- To be done
Gather every row below that contains the string "bbox" and copy each one out in full.

-=-=-

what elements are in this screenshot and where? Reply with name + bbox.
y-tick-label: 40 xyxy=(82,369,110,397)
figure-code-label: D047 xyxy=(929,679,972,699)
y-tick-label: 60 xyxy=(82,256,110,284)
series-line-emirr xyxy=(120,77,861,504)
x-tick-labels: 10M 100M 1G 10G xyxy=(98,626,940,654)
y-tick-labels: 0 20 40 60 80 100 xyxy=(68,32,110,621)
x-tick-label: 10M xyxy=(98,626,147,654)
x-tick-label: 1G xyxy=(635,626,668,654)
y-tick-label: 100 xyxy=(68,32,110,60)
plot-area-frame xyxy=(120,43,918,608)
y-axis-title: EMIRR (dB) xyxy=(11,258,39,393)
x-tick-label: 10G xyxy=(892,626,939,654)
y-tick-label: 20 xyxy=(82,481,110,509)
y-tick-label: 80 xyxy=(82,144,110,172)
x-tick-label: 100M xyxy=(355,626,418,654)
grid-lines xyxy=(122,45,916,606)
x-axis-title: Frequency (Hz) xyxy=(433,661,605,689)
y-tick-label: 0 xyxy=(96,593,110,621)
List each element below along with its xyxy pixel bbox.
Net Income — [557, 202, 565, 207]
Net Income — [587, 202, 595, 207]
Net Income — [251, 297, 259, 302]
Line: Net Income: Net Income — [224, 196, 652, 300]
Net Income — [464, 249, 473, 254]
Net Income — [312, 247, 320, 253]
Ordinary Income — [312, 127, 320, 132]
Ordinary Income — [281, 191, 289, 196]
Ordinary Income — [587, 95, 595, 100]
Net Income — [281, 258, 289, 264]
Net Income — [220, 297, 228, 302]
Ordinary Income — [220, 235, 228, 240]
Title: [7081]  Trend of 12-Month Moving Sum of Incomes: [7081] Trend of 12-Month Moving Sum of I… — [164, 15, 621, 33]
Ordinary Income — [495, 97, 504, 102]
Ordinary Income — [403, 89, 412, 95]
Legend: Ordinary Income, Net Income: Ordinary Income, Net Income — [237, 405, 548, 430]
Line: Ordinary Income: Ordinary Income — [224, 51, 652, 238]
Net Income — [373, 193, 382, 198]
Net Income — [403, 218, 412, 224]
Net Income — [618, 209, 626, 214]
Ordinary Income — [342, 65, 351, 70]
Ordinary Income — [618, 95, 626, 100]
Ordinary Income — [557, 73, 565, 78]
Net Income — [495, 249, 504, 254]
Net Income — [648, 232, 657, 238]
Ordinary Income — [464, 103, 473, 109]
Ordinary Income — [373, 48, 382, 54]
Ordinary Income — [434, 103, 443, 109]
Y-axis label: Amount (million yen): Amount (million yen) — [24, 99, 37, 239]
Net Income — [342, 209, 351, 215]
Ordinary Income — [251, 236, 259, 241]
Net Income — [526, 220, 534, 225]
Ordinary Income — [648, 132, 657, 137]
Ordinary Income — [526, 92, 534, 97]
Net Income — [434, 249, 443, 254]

-=-=-

- Result of this task
what elements are in this screenshot and where? Reply with name + bbox.
List each element below along with its xyxy pixel bbox.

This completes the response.